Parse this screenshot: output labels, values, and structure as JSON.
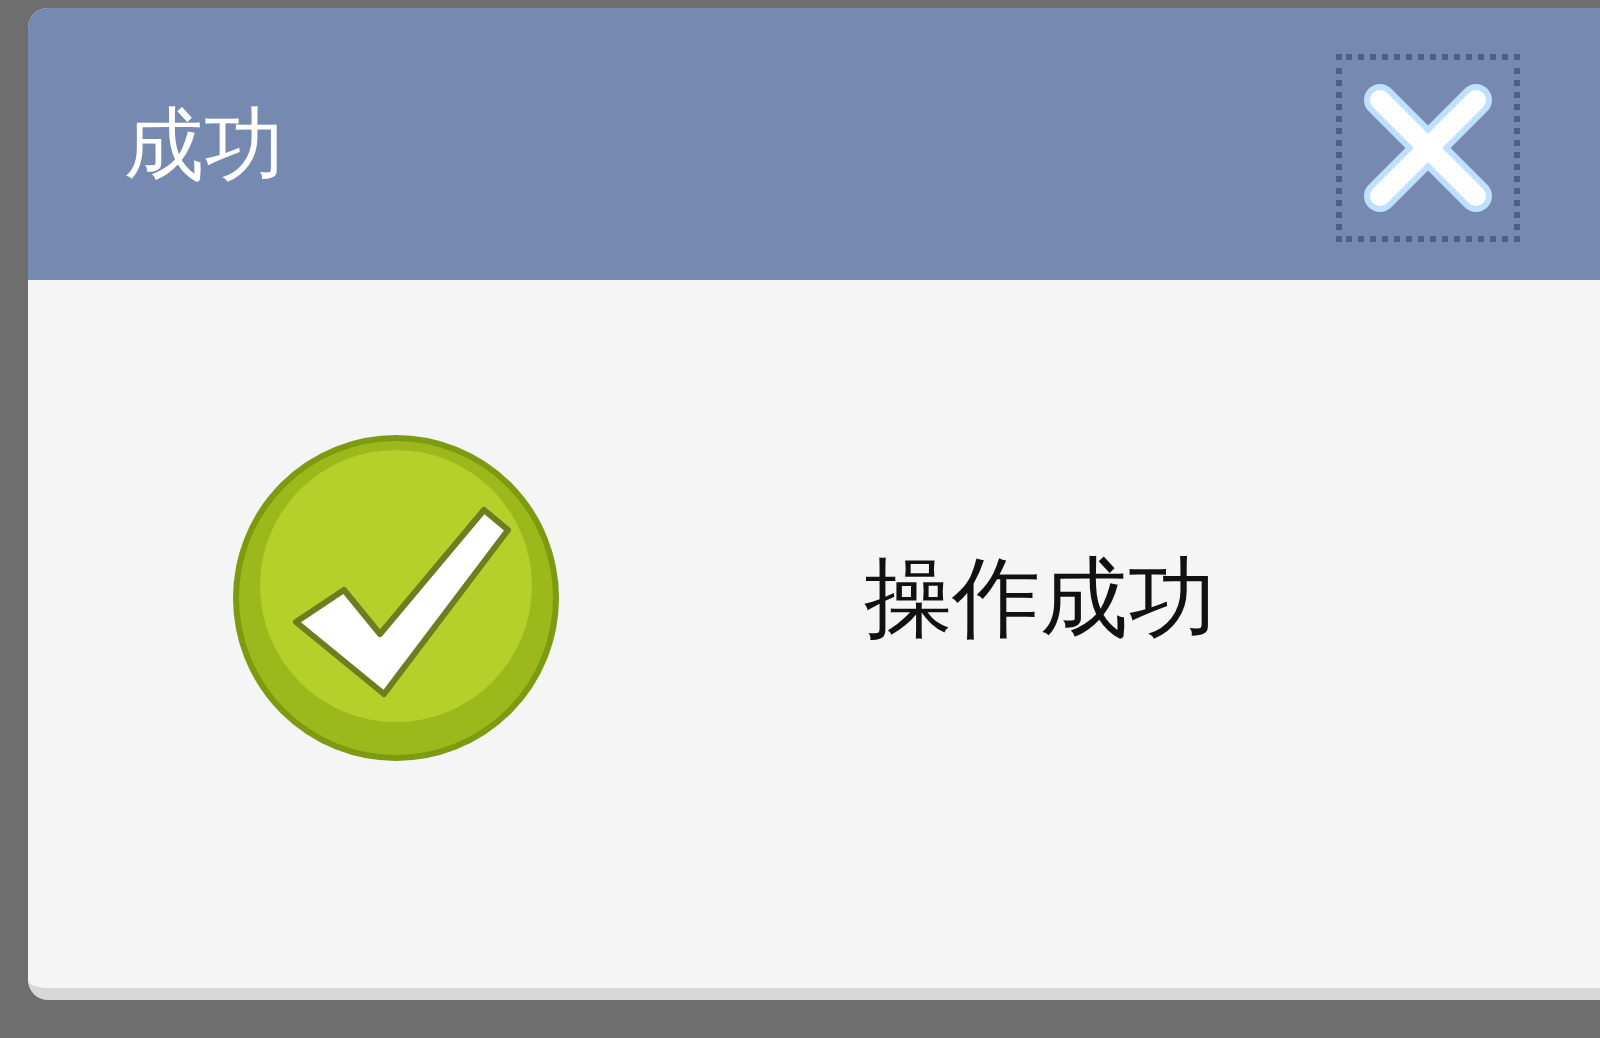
{
  "dialog": {
    "title": "成功",
    "message": "操作成功"
  }
}
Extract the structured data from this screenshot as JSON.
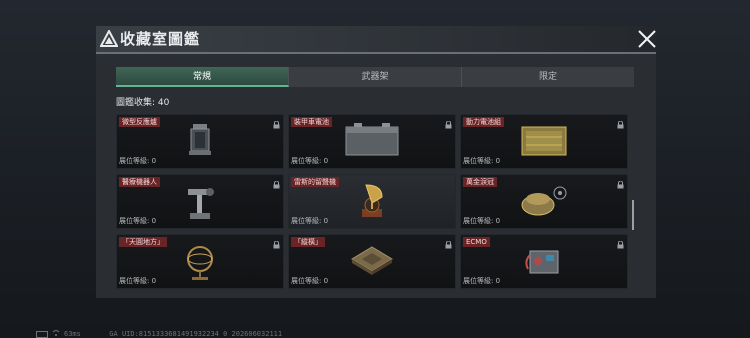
{
  "header": {
    "title": "收藏室圖鑑"
  },
  "tabs": [
    {
      "label": "常規",
      "active": true
    },
    {
      "label": "武器架",
      "active": false
    },
    {
      "label": "限定",
      "active": false
    }
  ],
  "collection": {
    "label": "圖鑑收集: 40"
  },
  "cards": [
    {
      "name": "微型反應爐",
      "level": "展位等級: 0",
      "locked": true,
      "icon": "reactor-icon"
    },
    {
      "name": "裝甲車電池",
      "level": "展位等級: 0",
      "locked": true,
      "icon": "battery-icon"
    },
    {
      "name": "動力電池組",
      "level": "展位等級: 0",
      "locked": true,
      "icon": "power-cell-icon"
    },
    {
      "name": "醫療機器人",
      "level": "展位等級: 0",
      "locked": true,
      "icon": "robot-arm-icon"
    },
    {
      "name": "雷斯的留聲機",
      "level": "展位等級: 0",
      "locked": false,
      "icon": "gramophone-icon"
    },
    {
      "name": "萬金淚冠",
      "level": "展位等級: 0",
      "locked": true,
      "icon": "crown-icon"
    },
    {
      "name": "「天圓地方」",
      "level": "展位等級: 0",
      "locked": true,
      "icon": "armillary-icon"
    },
    {
      "name": "「縱橫」",
      "level": "展位等級: 0",
      "locked": true,
      "icon": "chessboard-icon"
    },
    {
      "name": "ECMO",
      "level": "展位等級: 0",
      "locked": true,
      "icon": "ecmo-icon"
    }
  ],
  "status": {
    "ping": "63ms",
    "uid": "GA UID:8151333681491932234 0 202606032111"
  },
  "colors": {
    "accent": "#62b58f",
    "tag": "#6a2426",
    "panel": "#2a2e33"
  }
}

-------

• [YOUR TASK]: Omit every picture while copying the listing above exactly.

• [ANSWER TO THIS TASK]:
Parse this screenshot: output labels, values, and structure as JSON.
{
  "dialog": {
    "title": "成功",
    "message": "操作成功"
  }
}
Extract the structured data from this screenshot as JSON.
{
  "header": {
    "title": "收藏室圖鑑"
  },
  "tabs": [
    {
      "label": "常規",
      "active": true
    },
    {
      "label": "武器架",
      "active": false
    },
    {
      "label": "限定",
      "active": false
    }
  ],
  "collection": {
    "label": "圖鑑收集: 40"
  },
  "cards": [
    {
      "name": "微型反應爐",
      "level": "展位等級: 0",
      "locked": true,
      "icon": "reactor-icon"
    },
    {
      "name": "裝甲車電池",
      "level": "展位等級: 0",
      "locked": true,
      "icon": "battery-icon"
    },
    {
      "name": "動力電池組",
      "level": "展位等級: 0",
      "locked": true,
      "icon": "power-cell-icon"
    },
    {
      "name": "醫療機器人",
      "level": "展位等級: 0",
      "locked": true,
      "icon": "robot-arm-icon"
    },
    {
      "name": "雷斯的留聲機",
      "level": "展位等級: 0",
      "locked": false,
      "icon": "gramophone-icon"
    },
    {
      "name": "萬金淚冠",
      "level": "展位等級: 0",
      "locked": true,
      "icon": "crown-icon"
    },
    {
      "name": "「天圓地方」",
      "level": "展位等級: 0",
      "locked": true,
      "icon": "armillary-icon"
    },
    {
      "name": "「縱橫」",
      "level": "展位等級: 0",
      "locked": true,
      "icon": "chessboard-icon"
    },
    {
      "name": "ECMO",
      "level": "展位等級: 0",
      "locked": true,
      "icon": "ecmo-icon"
    }
  ],
  "status": {
    "ping": "63ms",
    "uid": "GA UID:8151333681491932234 0 202606032111"
  },
  "colors": {
    "accent": "#62b58f",
    "tag": "#6a2426",
    "panel": "#2a2e33"
  }
}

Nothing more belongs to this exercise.